▶ [REQUIREMENTS] Copy every line of the material below verbatim, keeping each character and the line order unchanged.

A run of records
------------------------

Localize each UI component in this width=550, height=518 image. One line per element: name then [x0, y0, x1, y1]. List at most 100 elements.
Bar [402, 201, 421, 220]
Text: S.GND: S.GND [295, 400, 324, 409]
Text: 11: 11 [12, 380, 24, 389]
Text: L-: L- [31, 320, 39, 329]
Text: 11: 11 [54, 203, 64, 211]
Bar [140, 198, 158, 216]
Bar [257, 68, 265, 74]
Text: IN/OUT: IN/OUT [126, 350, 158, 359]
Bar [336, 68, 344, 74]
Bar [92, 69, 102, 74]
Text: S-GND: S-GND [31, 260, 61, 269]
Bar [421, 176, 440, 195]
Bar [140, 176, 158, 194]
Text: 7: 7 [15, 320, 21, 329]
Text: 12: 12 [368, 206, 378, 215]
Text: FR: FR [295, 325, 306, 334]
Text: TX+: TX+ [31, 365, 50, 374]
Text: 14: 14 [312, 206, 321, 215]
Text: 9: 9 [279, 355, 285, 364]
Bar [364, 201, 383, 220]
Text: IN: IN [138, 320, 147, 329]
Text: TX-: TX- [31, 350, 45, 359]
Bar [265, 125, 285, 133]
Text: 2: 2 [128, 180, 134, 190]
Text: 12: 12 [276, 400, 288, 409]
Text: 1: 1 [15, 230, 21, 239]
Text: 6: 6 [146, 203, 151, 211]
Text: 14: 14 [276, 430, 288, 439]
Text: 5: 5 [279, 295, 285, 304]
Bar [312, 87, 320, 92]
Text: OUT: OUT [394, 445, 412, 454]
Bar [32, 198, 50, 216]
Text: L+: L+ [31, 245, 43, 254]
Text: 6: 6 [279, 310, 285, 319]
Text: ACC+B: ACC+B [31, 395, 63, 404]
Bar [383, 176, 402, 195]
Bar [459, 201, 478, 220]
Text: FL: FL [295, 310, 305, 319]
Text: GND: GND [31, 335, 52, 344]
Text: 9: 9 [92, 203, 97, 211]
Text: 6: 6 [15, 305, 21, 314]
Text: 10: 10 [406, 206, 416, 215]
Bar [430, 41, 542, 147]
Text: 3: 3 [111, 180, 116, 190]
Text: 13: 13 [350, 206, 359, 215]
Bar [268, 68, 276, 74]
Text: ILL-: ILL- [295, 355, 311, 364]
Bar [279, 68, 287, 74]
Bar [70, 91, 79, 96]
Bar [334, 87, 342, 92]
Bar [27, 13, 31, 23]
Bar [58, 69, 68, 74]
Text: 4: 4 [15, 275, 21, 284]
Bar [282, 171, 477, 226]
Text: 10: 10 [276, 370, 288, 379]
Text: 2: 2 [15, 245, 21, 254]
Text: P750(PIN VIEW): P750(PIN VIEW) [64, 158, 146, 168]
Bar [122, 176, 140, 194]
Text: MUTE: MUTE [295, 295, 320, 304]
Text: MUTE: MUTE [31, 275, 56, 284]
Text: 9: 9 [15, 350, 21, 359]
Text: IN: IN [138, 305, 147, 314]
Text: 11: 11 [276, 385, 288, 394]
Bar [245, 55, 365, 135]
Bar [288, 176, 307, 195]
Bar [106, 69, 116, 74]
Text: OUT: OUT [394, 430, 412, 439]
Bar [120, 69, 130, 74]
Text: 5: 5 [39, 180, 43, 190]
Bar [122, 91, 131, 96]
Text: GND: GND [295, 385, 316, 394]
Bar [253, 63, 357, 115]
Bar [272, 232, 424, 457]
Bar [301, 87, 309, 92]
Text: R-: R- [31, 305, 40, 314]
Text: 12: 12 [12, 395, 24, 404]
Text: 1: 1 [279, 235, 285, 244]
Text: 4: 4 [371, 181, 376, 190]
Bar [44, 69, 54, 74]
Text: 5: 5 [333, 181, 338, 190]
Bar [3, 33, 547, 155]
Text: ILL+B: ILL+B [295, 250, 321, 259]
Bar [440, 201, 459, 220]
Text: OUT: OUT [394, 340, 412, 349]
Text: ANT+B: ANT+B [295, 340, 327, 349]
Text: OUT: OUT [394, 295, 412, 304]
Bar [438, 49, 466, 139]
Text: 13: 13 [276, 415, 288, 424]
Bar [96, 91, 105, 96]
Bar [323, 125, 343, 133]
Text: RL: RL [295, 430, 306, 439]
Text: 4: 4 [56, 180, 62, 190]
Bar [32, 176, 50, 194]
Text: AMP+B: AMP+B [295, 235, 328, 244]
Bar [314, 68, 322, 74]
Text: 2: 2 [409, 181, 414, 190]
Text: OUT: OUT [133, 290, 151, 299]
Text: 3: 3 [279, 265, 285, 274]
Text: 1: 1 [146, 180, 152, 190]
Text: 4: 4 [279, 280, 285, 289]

------------------------

▶ [OUTPUT]
Localize each UI component in this width=550, height=518 image. One line per element: name then [x0, y0, x1, y1]. List at most 100 elements.
Bar [402, 201, 421, 220]
Text: S.GND: S.GND [295, 400, 324, 409]
Text: 11: 11 [12, 380, 24, 389]
Text: L-: L- [31, 320, 39, 329]
Text: 11: 11 [54, 203, 64, 211]
Bar [140, 198, 158, 216]
Bar [257, 68, 265, 74]
Text: IN/OUT: IN/OUT [126, 350, 158, 359]
Bar [336, 68, 344, 74]
Bar [92, 69, 102, 74]
Text: S-GND: S-GND [31, 260, 61, 269]
Bar [421, 176, 440, 195]
Bar [140, 176, 158, 194]
Text: 7: 7 [15, 320, 21, 329]
Text: 12: 12 [368, 206, 378, 215]
Text: FR: FR [295, 325, 306, 334]
Text: TX+: TX+ [31, 365, 50, 374]
Text: 14: 14 [312, 206, 321, 215]
Text: 9: 9 [279, 355, 285, 364]
Bar [364, 201, 383, 220]
Text: IN: IN [138, 320, 147, 329]
Text: TX-: TX- [31, 350, 45, 359]
Bar [265, 125, 285, 133]
Text: 2: 2 [128, 180, 134, 190]
Text: 12: 12 [276, 400, 288, 409]
Text: 1: 1 [15, 230, 21, 239]
Text: 6: 6 [146, 203, 151, 211]
Text: 14: 14 [276, 430, 288, 439]
Text: 5: 5 [279, 295, 285, 304]
Bar [312, 87, 320, 92]
Text: OUT: OUT [394, 445, 412, 454]
Bar [32, 198, 50, 216]
Text: L+: L+ [31, 245, 43, 254]
Text: 6: 6 [279, 310, 285, 319]
Text: ACC+B: ACC+B [31, 395, 63, 404]
Bar [383, 176, 402, 195]
Bar [459, 201, 478, 220]
Text: FL: FL [295, 310, 305, 319]
Text: GND: GND [31, 335, 52, 344]
Text: 9: 9 [92, 203, 97, 211]
Text: 6: 6 [15, 305, 21, 314]
Text: 10: 10 [406, 206, 416, 215]
Bar [430, 41, 542, 147]
Text: 3: 3 [111, 180, 116, 190]
Text: 13: 13 [350, 206, 359, 215]
Bar [268, 68, 276, 74]
Text: ILL-: ILL- [295, 355, 311, 364]
Bar [279, 68, 287, 74]
Bar [70, 91, 79, 96]
Bar [334, 87, 342, 92]
Bar [27, 13, 31, 23]
Bar [58, 69, 68, 74]
Text: 4: 4 [15, 275, 21, 284]
Bar [282, 171, 477, 226]
Text: 10: 10 [276, 370, 288, 379]
Text: 2: 2 [15, 245, 21, 254]
Text: P750(PIN VIEW): P750(PIN VIEW) [64, 158, 146, 168]
Bar [122, 176, 140, 194]
Text: MUTE: MUTE [295, 295, 320, 304]
Text: MUTE: MUTE [31, 275, 56, 284]
Text: 9: 9 [15, 350, 21, 359]
Text: IN: IN [138, 305, 147, 314]
Text: 11: 11 [276, 385, 288, 394]
Bar [245, 55, 365, 135]
Bar [288, 176, 307, 195]
Bar [106, 69, 116, 74]
Text: OUT: OUT [394, 430, 412, 439]
Bar [120, 69, 130, 74]
Text: 5: 5 [39, 180, 43, 190]
Bar [122, 91, 131, 96]
Text: GND: GND [295, 385, 316, 394]
Bar [253, 63, 357, 115]
Bar [272, 232, 424, 457]
Bar [301, 87, 309, 92]
Text: R-: R- [31, 305, 40, 314]
Text: 12: 12 [12, 395, 24, 404]
Text: 1: 1 [279, 235, 285, 244]
Text: 4: 4 [371, 181, 376, 190]
Bar [44, 69, 54, 74]
Text: 5: 5 [333, 181, 338, 190]
Bar [3, 33, 547, 155]
Text: ILL+B: ILL+B [295, 250, 321, 259]
Bar [440, 201, 459, 220]
Text: OUT: OUT [394, 340, 412, 349]
Text: ANT+B: ANT+B [295, 340, 327, 349]
Text: OUT: OUT [394, 295, 412, 304]
Bar [438, 49, 466, 139]
Text: 13: 13 [276, 415, 288, 424]
Bar [96, 91, 105, 96]
Bar [323, 125, 343, 133]
Text: RL: RL [295, 430, 306, 439]
Text: 4: 4 [56, 180, 62, 190]
Bar [32, 176, 50, 194]
Text: AMP+B: AMP+B [295, 235, 328, 244]
Bar [314, 68, 322, 74]
Text: 2: 2 [409, 181, 414, 190]
Text: OUT: OUT [133, 290, 151, 299]
Text: 3: 3 [279, 265, 285, 274]
Text: 1: 1 [146, 180, 152, 190]
Text: 4: 4 [279, 280, 285, 289]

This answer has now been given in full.